Stated task a: Extract everything in the records from their first line down to the line containing "scatter-point [423, 505, 426, 508]", including that line, and reproduce those lines unchanged.

Supplied passage:
========================

A lot of people like Tampa Bay to surprise this year with the return of running back Doug Martin. I don’t see it. Martin wasn’t good last season before his shoulder injury and the Bucs line has gotten worse.
They’ve added Josh McCown, the best Bears quarterback last year, and he’s an improvement, but I tend to believe if your offensive line is bad, your bad, and that’s Tampa. The line was so bad, the Bucs traded their starting tight end to New England for 32-year-old Logan Mankins – a good player, but a desperate move so late in training camp.
New Orleans takes the South running away, while Atlanta and Carolina go around .500.
New Orleans.
NFC EAST
This is the division everyone thinks the Eagles win by default, because nobody has significantly improved. Sounds about right.
Dallas’ defense was horrible last season – and historically, the third-worst in NFL history – then lost its best linebacker (Sean Lee) and best defensive end (DeMarcus Ware) and best d-tackle (Jason Hatcher). Even Dallas says the defense will be horrible.
Teams may catch up with Philadelphia’s offense a bit this season, but the Giants are installing a new one in New York with a 32-year-old quarterback who’s strengths are not mirrored by the West-coast style they’re putting in. Washington has added offense – Desean Jackson and a healthy TE Jordan Reed – but still stands behind Robert Griffin at quarterback, when it’s clear Kirk Cousins should have the job.
Philadelphia.

========================

Stated task b: In the NFL preview, which team received the Bucs' starting tight end in a trade?

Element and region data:
========================

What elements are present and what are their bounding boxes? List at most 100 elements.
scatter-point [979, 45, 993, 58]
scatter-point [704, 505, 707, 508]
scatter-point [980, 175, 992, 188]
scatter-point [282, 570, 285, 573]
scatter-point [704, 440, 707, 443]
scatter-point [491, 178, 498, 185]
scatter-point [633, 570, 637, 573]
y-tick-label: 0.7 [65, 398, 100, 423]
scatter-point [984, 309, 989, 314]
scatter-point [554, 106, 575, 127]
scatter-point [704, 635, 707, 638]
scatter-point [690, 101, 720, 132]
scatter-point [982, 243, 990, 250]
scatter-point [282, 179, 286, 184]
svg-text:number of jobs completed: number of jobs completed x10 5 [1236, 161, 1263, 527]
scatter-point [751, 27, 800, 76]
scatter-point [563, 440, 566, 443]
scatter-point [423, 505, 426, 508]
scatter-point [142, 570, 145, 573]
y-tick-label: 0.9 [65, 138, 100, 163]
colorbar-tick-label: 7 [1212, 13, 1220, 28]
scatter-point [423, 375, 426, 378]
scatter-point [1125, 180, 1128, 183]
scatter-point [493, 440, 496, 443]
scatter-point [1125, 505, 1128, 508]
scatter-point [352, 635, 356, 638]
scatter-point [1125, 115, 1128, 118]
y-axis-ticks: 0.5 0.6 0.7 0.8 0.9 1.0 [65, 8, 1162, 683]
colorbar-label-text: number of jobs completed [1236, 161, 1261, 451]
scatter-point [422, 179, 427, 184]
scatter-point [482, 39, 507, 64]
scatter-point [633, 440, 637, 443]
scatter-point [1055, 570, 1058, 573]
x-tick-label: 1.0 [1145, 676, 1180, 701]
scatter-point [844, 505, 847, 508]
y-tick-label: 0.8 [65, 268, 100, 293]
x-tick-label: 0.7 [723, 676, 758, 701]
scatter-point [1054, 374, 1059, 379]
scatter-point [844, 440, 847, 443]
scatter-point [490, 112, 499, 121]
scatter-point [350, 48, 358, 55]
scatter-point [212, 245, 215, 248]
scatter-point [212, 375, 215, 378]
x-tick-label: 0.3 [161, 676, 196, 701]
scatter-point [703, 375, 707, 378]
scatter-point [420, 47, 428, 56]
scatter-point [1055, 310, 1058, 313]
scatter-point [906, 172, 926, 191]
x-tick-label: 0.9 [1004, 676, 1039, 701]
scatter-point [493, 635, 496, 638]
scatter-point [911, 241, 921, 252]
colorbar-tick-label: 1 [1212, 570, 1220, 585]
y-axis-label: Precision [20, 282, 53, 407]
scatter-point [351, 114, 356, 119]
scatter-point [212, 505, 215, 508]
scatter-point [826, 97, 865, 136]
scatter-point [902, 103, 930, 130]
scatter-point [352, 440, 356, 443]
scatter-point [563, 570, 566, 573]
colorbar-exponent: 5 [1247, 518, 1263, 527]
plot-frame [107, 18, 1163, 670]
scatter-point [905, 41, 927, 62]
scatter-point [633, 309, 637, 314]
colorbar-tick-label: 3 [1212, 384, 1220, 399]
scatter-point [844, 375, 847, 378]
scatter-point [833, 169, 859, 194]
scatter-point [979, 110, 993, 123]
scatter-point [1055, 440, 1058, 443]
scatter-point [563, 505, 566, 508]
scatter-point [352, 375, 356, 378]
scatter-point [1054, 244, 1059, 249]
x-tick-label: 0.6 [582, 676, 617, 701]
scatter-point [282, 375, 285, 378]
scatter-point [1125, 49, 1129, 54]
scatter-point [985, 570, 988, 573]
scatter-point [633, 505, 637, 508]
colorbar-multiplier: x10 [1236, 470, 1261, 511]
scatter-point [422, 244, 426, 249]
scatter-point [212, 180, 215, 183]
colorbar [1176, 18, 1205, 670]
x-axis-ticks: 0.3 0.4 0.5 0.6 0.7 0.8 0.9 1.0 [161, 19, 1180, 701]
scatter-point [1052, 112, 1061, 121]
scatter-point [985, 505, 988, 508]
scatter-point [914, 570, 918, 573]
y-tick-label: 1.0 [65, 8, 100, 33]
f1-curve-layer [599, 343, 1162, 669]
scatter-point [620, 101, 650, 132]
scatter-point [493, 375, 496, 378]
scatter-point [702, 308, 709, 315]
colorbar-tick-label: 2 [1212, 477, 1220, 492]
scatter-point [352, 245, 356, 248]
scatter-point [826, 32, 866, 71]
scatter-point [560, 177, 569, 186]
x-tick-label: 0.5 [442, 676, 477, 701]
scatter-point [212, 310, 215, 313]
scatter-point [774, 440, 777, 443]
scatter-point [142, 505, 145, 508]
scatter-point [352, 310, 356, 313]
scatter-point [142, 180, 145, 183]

========================

Task result a:
What elements are present and what are their bounding boxes? List at most 100 elements.
scatter-point [979, 45, 993, 58]
scatter-point [704, 505, 707, 508]
scatter-point [980, 175, 992, 188]
scatter-point [282, 570, 285, 573]
scatter-point [704, 440, 707, 443]
scatter-point [491, 178, 498, 185]
scatter-point [633, 570, 637, 573]
y-tick-label: 0.7 [65, 398, 100, 423]
scatter-point [984, 309, 989, 314]
scatter-point [554, 106, 575, 127]
scatter-point [704, 635, 707, 638]
scatter-point [690, 101, 720, 132]
scatter-point [982, 243, 990, 250]
scatter-point [282, 179, 286, 184]
svg-text:number of jobs completed: number of jobs completed x10 5 [1236, 161, 1263, 527]
scatter-point [751, 27, 800, 76]
scatter-point [563, 440, 566, 443]
scatter-point [423, 505, 426, 508]

Task result b: New England.